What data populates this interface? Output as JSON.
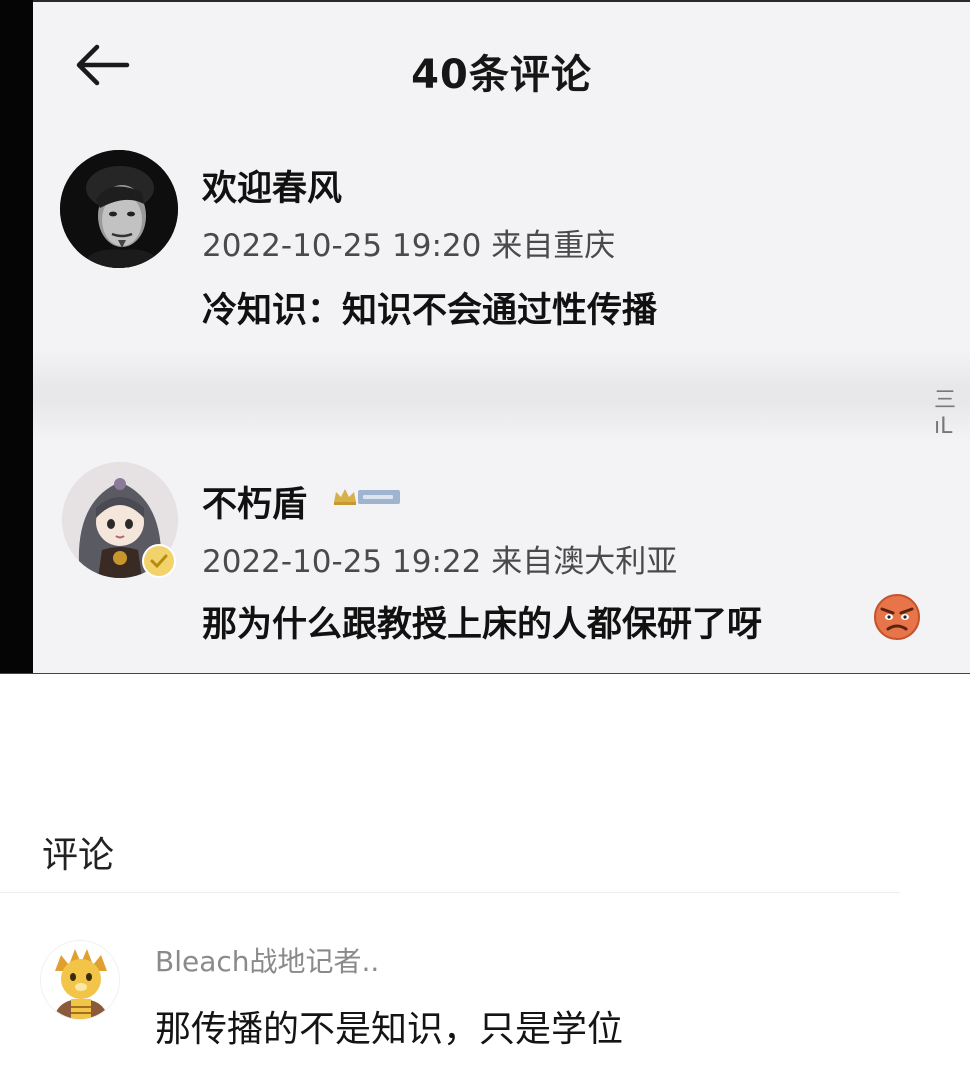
{
  "screenshot": {
    "title": "40条评论",
    "side_glyph": "三ıL",
    "comments": [
      {
        "username": "欢迎春风",
        "meta": "2022-10-25 19:20 来自重庆",
        "text": "冷知识：知识不会通过性传播",
        "avatar_icon": "man-portrait-avatar"
      },
      {
        "username": "不朽盾",
        "meta": "2022-10-25 19:22 来自澳大利亚",
        "text": "那为什么跟教授上床的人都保研了呀",
        "avatar_icon": "anime-character-avatar",
        "badge_icon": "member-badge-icon",
        "emoji": "angry-face-emoji"
      }
    ]
  },
  "comments_section": {
    "title": "评论",
    "items": [
      {
        "username": "Bleach战地记者..",
        "text": "那传播的不是知识，只是学位",
        "avatar_icon": "lion-cartoon-avatar"
      }
    ]
  },
  "colors": {
    "screenshot_bg": "#f3f3f5",
    "left_bar": "#050505",
    "meta_text": "#4a4a4a",
    "commenter_name": "#8a8a8a"
  }
}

● ● ● ● ●

= Exercise prompt =
All the lines above are to be given again exactly as they read, with the pictures removed.

= Finished task =
What data populates this interface? Output as JSON.
{
  "screenshot": {
    "title": "40条评论",
    "side_glyph": "三ıL",
    "comments": [
      {
        "username": "欢迎春风",
        "meta": "2022-10-25 19:20 来自重庆",
        "text": "冷知识：知识不会通过性传播",
        "avatar_icon": "man-portrait-avatar"
      },
      {
        "username": "不朽盾",
        "meta": "2022-10-25 19:22 来自澳大利亚",
        "text": "那为什么跟教授上床的人都保研了呀",
        "avatar_icon": "anime-character-avatar",
        "badge_icon": "member-badge-icon",
        "emoji": "angry-face-emoji"
      }
    ]
  },
  "comments_section": {
    "title": "评论",
    "items": [
      {
        "username": "Bleach战地记者..",
        "text": "那传播的不是知识，只是学位",
        "avatar_icon": "lion-cartoon-avatar"
      }
    ]
  },
  "colors": {
    "screenshot_bg": "#f3f3f5",
    "left_bar": "#050505",
    "meta_text": "#4a4a4a",
    "commenter_name": "#8a8a8a"
  }
}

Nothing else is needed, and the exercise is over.